> Task details: Locate each line with the string "facie" in the listing below and copy it.

> Material for the task:
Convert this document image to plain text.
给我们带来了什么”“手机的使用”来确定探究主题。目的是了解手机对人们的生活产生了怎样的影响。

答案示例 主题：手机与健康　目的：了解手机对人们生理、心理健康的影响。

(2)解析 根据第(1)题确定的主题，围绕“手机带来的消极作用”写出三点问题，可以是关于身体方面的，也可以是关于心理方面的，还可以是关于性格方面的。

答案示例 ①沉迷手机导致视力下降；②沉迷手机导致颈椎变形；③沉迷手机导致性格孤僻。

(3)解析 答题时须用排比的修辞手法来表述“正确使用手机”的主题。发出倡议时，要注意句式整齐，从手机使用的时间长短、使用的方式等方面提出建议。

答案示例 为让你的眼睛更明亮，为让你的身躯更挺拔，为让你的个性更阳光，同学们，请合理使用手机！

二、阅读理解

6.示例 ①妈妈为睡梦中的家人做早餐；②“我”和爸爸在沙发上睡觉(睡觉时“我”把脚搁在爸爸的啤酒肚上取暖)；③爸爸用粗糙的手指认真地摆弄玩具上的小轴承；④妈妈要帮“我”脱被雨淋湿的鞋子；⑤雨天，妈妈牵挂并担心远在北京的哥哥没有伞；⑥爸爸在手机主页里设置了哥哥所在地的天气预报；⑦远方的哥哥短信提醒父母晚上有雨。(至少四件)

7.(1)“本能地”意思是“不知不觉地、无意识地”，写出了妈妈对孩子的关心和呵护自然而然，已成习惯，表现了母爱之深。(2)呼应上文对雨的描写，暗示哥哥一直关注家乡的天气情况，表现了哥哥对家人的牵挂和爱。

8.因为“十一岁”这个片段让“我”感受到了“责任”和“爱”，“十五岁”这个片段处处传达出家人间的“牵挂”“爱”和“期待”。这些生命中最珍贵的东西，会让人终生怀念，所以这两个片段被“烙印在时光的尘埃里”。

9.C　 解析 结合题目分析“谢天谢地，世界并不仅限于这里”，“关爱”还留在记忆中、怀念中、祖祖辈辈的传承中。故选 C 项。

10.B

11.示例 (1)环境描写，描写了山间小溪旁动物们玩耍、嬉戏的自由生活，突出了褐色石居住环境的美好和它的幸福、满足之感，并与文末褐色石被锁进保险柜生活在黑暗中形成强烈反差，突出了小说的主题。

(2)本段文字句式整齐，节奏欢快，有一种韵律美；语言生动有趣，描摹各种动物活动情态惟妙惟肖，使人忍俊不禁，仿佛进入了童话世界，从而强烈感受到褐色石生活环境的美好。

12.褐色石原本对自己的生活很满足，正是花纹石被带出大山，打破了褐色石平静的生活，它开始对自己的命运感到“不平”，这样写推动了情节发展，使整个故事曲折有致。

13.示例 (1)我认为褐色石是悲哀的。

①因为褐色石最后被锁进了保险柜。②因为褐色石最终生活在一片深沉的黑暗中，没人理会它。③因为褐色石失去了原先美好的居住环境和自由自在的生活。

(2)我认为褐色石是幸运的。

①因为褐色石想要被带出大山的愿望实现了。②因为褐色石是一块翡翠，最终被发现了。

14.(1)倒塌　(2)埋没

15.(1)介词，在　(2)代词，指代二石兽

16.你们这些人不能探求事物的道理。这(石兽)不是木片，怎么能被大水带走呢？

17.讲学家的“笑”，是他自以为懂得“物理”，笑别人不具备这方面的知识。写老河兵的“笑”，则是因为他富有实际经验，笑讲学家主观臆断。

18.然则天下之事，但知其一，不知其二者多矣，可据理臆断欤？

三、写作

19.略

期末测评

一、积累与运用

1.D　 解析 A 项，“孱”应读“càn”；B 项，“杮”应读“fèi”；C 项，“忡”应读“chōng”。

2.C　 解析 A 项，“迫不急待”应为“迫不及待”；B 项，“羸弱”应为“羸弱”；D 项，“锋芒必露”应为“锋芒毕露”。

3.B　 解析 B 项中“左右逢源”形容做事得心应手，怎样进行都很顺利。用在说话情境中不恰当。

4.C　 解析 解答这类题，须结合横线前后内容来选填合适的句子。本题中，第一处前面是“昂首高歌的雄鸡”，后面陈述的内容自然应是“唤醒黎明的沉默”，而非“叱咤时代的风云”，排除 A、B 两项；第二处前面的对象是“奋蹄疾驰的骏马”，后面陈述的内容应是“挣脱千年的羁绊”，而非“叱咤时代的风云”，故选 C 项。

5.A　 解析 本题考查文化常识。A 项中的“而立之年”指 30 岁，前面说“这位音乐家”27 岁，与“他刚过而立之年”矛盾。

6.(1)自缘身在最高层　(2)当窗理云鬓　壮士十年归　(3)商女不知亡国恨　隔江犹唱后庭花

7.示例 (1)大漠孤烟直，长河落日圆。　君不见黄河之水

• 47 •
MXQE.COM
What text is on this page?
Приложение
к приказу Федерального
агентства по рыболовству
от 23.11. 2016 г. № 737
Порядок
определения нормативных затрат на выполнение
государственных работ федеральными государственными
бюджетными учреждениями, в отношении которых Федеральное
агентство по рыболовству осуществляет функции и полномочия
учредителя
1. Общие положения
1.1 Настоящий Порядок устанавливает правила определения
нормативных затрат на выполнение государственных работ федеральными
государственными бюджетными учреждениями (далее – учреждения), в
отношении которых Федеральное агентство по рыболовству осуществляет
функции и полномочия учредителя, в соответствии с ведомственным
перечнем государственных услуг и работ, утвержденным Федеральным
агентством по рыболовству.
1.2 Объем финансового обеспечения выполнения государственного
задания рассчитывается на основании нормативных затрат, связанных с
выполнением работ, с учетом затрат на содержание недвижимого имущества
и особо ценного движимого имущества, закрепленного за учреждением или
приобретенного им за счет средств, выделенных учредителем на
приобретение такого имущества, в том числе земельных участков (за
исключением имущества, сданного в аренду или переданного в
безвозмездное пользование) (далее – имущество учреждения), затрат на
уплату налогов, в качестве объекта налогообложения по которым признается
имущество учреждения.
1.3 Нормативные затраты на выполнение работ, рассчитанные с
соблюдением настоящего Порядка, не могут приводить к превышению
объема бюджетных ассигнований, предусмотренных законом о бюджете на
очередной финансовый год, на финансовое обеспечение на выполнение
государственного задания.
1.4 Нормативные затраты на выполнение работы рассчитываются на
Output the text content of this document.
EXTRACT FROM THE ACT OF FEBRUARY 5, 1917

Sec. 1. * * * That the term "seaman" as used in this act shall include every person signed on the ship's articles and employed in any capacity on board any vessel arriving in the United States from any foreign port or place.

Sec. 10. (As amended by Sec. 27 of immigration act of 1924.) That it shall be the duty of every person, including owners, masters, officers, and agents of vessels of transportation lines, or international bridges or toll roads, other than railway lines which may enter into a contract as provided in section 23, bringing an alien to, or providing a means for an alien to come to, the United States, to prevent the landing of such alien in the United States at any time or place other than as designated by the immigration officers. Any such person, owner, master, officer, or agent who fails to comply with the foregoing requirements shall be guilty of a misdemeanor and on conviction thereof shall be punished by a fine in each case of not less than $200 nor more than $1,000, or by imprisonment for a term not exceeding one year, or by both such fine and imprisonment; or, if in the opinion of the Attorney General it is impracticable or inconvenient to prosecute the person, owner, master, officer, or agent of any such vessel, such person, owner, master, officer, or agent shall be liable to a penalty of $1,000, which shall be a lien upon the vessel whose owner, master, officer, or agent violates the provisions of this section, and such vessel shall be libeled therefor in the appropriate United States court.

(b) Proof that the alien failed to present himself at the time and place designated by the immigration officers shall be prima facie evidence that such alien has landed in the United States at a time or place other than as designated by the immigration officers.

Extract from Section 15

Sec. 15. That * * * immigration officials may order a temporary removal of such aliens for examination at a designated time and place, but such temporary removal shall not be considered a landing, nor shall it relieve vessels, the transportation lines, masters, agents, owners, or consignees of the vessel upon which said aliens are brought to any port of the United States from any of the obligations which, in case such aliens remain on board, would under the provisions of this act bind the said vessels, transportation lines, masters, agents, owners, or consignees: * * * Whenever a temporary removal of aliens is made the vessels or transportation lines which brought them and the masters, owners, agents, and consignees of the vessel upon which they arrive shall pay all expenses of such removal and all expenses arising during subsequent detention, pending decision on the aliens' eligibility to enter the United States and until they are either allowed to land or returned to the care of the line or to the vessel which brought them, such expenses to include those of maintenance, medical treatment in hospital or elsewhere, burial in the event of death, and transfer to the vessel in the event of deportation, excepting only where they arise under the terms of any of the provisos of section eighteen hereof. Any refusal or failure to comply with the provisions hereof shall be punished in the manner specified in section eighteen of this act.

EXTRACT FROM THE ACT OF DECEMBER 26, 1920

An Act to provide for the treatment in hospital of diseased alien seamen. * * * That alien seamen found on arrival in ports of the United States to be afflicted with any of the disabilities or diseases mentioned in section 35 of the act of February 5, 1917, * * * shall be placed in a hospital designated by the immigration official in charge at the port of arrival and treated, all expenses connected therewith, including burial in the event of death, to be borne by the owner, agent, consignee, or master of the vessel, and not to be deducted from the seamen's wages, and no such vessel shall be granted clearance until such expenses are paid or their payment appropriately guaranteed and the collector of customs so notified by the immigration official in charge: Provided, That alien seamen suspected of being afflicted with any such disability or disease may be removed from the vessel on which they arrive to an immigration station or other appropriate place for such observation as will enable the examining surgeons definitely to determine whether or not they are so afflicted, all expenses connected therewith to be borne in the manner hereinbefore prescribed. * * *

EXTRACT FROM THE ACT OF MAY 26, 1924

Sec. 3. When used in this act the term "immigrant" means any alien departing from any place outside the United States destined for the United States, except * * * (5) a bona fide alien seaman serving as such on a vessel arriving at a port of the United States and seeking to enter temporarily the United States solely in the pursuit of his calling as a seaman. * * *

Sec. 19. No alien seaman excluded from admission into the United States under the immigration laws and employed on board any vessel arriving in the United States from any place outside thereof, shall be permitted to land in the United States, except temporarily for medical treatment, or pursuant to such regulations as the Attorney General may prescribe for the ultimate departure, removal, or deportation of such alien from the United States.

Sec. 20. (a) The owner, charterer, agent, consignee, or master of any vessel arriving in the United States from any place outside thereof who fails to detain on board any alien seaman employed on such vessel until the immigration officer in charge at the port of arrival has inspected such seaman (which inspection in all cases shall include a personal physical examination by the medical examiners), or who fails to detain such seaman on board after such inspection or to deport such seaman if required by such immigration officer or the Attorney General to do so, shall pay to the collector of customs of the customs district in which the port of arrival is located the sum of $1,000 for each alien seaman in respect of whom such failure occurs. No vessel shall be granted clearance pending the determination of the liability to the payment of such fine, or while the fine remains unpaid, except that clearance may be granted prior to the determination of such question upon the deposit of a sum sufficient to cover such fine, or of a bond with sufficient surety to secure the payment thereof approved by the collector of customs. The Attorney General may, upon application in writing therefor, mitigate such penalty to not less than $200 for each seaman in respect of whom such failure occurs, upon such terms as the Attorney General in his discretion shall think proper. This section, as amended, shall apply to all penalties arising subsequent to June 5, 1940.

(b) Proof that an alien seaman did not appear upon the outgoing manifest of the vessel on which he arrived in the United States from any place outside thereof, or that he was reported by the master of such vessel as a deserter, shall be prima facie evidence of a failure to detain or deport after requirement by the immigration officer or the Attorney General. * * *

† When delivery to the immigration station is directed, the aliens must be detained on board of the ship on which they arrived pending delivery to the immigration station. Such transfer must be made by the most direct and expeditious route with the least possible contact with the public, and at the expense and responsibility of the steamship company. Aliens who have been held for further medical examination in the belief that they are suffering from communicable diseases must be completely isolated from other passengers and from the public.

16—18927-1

> Reply:
(b) Proof that the alien failed to present himself at the time and place designated by the immigration officers shall be prima facie evidence that such alien has landed in the United States at a time or place other than as designated by the immigration officers.
(b) Proof that an alien seaman did not appear upon the outgoing manifest of the vessel on which he arrived in the United States from any place outside thereof, or that he was reported by the master of such vessel as a deserter, shall be prima facie evidence of a failure to detain or deport after requirement by the immigration officer or the Attorney General. * * *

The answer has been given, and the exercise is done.